(Records excerpted from a collection)
┏━━

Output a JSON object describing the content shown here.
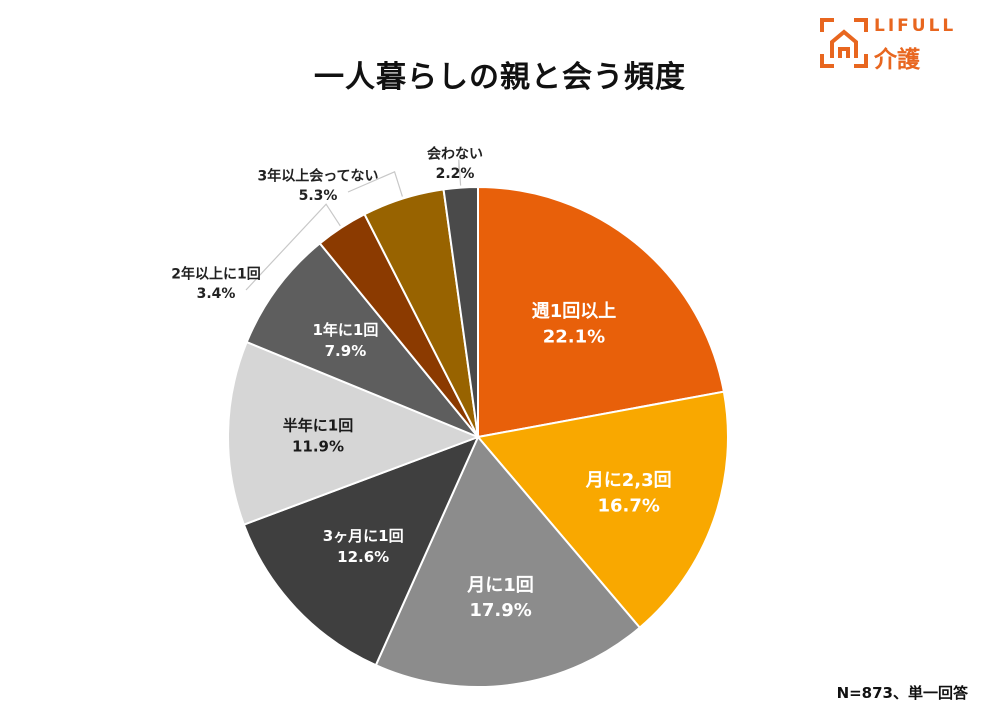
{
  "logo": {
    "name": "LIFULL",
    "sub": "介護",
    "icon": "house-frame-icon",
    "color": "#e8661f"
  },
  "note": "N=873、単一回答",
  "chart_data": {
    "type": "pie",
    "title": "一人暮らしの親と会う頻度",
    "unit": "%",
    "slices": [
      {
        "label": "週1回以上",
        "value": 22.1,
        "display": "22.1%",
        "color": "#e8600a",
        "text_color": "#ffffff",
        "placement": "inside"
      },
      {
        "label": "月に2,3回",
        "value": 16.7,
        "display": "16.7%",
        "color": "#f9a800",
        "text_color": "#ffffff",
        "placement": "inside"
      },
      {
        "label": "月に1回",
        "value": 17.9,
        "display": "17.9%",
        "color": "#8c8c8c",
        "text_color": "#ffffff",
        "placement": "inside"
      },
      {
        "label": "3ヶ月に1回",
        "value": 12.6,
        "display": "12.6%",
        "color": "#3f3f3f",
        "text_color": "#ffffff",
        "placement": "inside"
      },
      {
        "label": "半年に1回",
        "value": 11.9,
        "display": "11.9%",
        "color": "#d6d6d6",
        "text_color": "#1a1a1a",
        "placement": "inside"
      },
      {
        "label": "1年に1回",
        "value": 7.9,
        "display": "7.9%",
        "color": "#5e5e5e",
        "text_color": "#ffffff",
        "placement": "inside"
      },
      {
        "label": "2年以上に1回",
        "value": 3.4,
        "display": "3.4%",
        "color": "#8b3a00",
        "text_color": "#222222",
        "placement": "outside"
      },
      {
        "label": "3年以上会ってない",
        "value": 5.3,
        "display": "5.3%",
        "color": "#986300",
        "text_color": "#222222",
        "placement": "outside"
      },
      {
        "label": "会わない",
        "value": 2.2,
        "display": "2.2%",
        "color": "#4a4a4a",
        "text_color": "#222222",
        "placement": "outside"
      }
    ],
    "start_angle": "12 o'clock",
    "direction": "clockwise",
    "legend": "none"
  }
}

┗━━

--- Exercise description ---
None of the pictures should appear; repeat the records exactly otherwise.

--- Task output ---
Output a JSON object describing the content shown here.
{
  "logo": {
    "name": "LIFULL",
    "sub": "介護",
    "icon": "house-frame-icon",
    "color": "#e8661f"
  },
  "note": "N=873、単一回答",
  "chart_data": {
    "type": "pie",
    "title": "一人暮らしの親と会う頻度",
    "unit": "%",
    "slices": [
      {
        "label": "週1回以上",
        "value": 22.1,
        "display": "22.1%",
        "color": "#e8600a",
        "text_color": "#ffffff",
        "placement": "inside"
      },
      {
        "label": "月に2,3回",
        "value": 16.7,
        "display": "16.7%",
        "color": "#f9a800",
        "text_color": "#ffffff",
        "placement": "inside"
      },
      {
        "label": "月に1回",
        "value": 17.9,
        "display": "17.9%",
        "color": "#8c8c8c",
        "text_color": "#ffffff",
        "placement": "inside"
      },
      {
        "label": "3ヶ月に1回",
        "value": 12.6,
        "display": "12.6%",
        "color": "#3f3f3f",
        "text_color": "#ffffff",
        "placement": "inside"
      },
      {
        "label": "半年に1回",
        "value": 11.9,
        "display": "11.9%",
        "color": "#d6d6d6",
        "text_color": "#1a1a1a",
        "placement": "inside"
      },
      {
        "label": "1年に1回",
        "value": 7.9,
        "display": "7.9%",
        "color": "#5e5e5e",
        "text_color": "#ffffff",
        "placement": "inside"
      },
      {
        "label": "2年以上に1回",
        "value": 3.4,
        "display": "3.4%",
        "color": "#8b3a00",
        "text_color": "#222222",
        "placement": "outside"
      },
      {
        "label": "3年以上会ってない",
        "value": 5.3,
        "display": "5.3%",
        "color": "#986300",
        "text_color": "#222222",
        "placement": "outside"
      },
      {
        "label": "会わない",
        "value": 2.2,
        "display": "2.2%",
        "color": "#4a4a4a",
        "text_color": "#222222",
        "placement": "outside"
      }
    ],
    "start_angle": "12 o'clock",
    "direction": "clockwise",
    "legend": "none"
  }
}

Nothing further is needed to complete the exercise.